§ **Excerpt provided**
-=-=-=-=-
Encryption Claim Disputed by Court
Judge Totenberg noted that Georgia had presented the cybersecurity of Dominion’s systems as “reliable and fortified,” based on the testimonies of Eric Coomer, Dominion’s director of product strategy and security, and Jack Cobb, the laboratory director for Pro V&V.
Notably, Secretary of State Raffensperger had retained Pro V&V to perform a review of the Dominion system purchased by Georgia. One of the representations made by Cobb was that the system’s security was “fortified by the encryption of the QR code [a scan code produced by the ballot machine after voting] and accompanying digital signature code as well as various other security measures.”
Despite Cobb’s claims of “fourteen years of experience in testing voting machines,” the court found that Cobb lacked “any specialized expertise in cybersecurity testing or analysis or cybersecurity risk analysis.” Additionally, the court found that Cobb “had not personally done any of the security testing referenced in his affidavits.”
During testimony, Cobb testified that QR codes on Dominion’s printed ballots are encrypted, but that assertion was immediately disputed by plaintiff experts. Under questioning, the court found that Cobb was using Dominion’s documentation for his claim that QR codes were encrypted, but hadn’t actually tested the claim.
-=-=-=-=-
§ **Data excerpts**

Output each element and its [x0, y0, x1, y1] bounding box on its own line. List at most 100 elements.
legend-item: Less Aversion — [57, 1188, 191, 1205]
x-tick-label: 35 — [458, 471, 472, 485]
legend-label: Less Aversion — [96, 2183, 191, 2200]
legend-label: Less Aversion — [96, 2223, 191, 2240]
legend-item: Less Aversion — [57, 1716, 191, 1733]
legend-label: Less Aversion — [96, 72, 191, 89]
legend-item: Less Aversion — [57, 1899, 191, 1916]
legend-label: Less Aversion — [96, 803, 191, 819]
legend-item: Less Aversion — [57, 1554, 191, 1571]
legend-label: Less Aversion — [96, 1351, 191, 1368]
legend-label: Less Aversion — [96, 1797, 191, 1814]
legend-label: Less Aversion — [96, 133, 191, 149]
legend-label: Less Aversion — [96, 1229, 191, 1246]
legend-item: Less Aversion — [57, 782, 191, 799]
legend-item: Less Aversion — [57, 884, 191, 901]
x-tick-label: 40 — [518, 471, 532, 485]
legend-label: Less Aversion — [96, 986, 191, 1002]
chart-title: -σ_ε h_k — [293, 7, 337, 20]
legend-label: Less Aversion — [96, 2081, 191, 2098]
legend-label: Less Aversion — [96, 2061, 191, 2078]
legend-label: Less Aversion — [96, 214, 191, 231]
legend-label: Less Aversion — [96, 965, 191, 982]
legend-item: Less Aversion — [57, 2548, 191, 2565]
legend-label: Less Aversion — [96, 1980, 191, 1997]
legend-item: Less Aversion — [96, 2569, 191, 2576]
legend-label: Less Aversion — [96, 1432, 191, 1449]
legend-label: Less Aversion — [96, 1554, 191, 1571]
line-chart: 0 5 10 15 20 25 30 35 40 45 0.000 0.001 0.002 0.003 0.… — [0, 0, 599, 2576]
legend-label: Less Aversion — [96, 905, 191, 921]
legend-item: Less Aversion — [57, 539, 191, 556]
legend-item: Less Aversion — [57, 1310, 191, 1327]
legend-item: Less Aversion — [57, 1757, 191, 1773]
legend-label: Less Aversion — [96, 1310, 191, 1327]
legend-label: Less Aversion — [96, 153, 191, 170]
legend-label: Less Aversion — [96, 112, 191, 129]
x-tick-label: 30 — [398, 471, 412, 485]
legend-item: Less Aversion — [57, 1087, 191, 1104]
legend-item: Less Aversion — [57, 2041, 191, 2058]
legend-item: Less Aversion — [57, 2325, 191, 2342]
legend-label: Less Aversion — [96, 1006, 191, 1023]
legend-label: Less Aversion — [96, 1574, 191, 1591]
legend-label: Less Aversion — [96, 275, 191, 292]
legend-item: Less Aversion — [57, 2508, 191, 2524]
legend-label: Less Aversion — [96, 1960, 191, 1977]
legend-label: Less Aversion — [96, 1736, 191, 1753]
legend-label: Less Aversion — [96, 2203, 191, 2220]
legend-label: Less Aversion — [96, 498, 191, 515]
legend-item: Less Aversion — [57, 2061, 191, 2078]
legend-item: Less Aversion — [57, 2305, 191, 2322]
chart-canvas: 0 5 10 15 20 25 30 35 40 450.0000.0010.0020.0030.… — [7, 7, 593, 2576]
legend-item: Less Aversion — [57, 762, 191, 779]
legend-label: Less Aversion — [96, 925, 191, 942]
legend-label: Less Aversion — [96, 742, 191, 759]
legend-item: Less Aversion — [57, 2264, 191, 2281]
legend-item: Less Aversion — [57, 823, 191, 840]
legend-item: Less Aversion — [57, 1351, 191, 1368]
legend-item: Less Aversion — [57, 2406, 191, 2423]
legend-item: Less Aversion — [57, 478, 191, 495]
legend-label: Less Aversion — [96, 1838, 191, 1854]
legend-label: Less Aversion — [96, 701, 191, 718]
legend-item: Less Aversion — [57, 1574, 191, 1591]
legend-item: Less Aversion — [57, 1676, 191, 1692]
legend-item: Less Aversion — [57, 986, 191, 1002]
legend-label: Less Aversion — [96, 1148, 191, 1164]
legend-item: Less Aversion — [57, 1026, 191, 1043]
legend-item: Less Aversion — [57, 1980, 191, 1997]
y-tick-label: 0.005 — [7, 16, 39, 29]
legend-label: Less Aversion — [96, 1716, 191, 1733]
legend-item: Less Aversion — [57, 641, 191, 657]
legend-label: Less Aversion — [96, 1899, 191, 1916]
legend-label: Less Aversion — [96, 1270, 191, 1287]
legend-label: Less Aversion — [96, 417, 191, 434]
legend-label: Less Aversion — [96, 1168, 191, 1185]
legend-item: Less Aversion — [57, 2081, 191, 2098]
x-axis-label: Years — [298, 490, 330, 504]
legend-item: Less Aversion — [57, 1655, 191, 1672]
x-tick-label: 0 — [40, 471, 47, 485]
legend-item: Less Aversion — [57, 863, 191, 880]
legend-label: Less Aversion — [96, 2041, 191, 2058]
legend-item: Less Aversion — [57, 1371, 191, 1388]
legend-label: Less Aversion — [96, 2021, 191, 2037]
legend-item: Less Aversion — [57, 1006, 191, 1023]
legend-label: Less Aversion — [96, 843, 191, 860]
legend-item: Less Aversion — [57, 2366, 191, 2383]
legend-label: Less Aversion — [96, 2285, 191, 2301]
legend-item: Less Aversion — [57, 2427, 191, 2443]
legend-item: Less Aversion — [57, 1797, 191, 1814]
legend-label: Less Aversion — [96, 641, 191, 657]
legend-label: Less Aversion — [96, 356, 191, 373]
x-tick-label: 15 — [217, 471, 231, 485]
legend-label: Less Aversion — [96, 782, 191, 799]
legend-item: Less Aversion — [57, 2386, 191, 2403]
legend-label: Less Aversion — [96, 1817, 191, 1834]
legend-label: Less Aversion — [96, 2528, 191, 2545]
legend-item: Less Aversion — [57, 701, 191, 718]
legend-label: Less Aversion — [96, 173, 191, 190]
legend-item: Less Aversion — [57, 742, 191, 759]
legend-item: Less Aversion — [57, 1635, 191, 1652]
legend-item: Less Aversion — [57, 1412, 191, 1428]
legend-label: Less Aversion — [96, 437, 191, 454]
-=-=-=-=-
Output the passage of the court encryption article from "Despite Cobb’s claims" to "tested the claim.", word for word.

Despite Cobb’s claims of “fourteen years of experience in testing voting machines,” the court found that Cobb lacked “any specialized expertise in cybersecurity testing or analysis or cybersecurity risk analysis.” Additionally, the court found that Cobb “had not personally done any of the security testing referenced in his affidavits.”
During testimony, Cobb testified that QR codes on Dominion’s printed ballots are encrypted, but that assertion was immediately disputed by plaintiff experts. Under questioning, the court found that Cobb was using Dominion’s documentation for his claim that QR codes were encrypted, but hadn’t actually tested the claim.